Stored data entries
================
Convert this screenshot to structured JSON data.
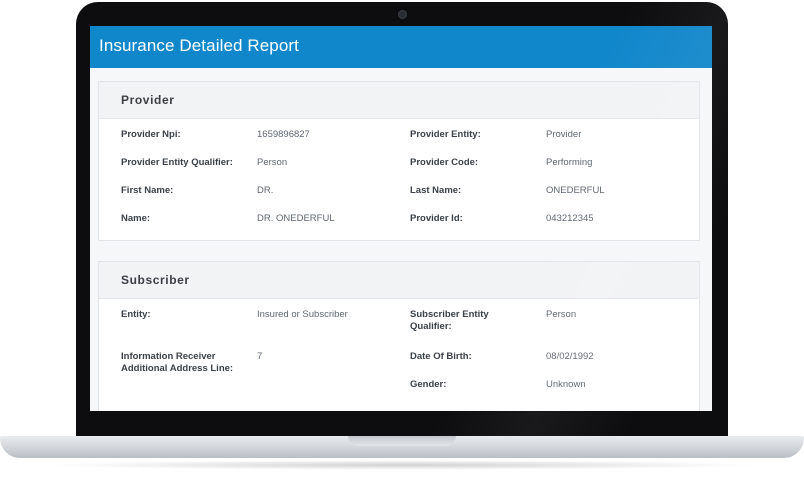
{
  "app": {
    "title": "Insurance Detailed Report"
  },
  "provider": {
    "title": "Provider",
    "fields": [
      {
        "label": "Provider Npi:",
        "value": "1659896827"
      },
      {
        "label": "Provider Entity:",
        "value": "Provider"
      },
      {
        "label": "Provider Entity Qualifier:",
        "value": "Person"
      },
      {
        "label": "Provider Code:",
        "value": "Performing"
      },
      {
        "label": "First Name:",
        "value": "DR."
      },
      {
        "label": "Last Name:",
        "value": "ONEDERFUL"
      },
      {
        "label": "Name:",
        "value": "DR. ONEDERFUL"
      },
      {
        "label": "Provider Id:",
        "value": "043212345"
      }
    ]
  },
  "subscriber": {
    "title": "Subscriber",
    "fields": [
      {
        "label": "Entity:",
        "value": "Insured or Subscriber"
      },
      {
        "label": "Subscriber Entity Qualifier:",
        "value": "Person"
      },
      {
        "label": "Information Receiver Additional Address Line:",
        "value": "7"
      },
      {
        "label": "Date Of Birth:",
        "value": "08/02/1992"
      },
      {
        "label": "Gender:",
        "value": "Unknown"
      }
    ]
  },
  "colors": {
    "header_blue": "#1187cb",
    "card_header_bg": "#f2f3f5",
    "bezel": "#0d0d0f"
  }
}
================
*EXERCISE DETAILS*
Show all lines from the records above where the word "Entity" occurs.

*WRITTEN ANSWER*
        "label": "Provider Entity:",
        "label": "Provider Entity Qualifier:",
        "label": "Entity:",
        "label": "Subscriber Entity Qualifier:",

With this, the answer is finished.